▸ TASK MATERIAL
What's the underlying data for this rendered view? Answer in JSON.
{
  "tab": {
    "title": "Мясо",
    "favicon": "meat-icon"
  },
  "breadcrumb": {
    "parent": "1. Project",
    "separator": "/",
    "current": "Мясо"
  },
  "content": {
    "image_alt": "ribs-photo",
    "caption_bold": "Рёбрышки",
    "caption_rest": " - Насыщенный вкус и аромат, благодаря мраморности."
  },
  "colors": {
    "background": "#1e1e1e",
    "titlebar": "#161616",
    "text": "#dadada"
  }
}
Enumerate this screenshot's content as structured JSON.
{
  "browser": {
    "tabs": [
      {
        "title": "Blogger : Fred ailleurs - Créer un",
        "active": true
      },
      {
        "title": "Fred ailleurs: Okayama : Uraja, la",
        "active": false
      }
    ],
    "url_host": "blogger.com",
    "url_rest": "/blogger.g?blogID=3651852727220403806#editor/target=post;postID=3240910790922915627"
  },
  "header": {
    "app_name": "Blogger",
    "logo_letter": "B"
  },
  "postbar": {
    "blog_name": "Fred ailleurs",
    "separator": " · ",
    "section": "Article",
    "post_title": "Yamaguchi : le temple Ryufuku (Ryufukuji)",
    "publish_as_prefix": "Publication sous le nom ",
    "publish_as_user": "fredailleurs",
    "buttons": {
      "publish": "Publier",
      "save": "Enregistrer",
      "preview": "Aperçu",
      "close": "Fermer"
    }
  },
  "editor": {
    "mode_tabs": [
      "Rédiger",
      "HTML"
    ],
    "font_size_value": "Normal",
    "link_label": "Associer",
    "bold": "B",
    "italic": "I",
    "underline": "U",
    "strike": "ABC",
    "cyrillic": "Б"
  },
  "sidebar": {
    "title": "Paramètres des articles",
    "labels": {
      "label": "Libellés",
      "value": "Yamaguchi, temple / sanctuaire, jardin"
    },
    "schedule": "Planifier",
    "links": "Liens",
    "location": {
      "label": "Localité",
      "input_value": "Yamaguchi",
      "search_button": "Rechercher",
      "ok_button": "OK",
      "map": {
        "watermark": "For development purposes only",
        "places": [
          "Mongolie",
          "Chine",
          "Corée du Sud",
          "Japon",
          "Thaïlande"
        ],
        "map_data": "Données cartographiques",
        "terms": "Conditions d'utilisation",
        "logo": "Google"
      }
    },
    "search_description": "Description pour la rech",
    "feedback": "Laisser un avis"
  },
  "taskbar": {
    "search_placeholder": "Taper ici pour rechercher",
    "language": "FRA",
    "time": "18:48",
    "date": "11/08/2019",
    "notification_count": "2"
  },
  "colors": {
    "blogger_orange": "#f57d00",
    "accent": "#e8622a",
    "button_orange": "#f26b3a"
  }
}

▸ TASK DIRECTIONS
Extract every line that has the string "this" in it.

▸ ANSWER BELOW
What's the underlying data for this rendered view? Answer in JSON.
Enumerate this screenshot's content as structured JSON.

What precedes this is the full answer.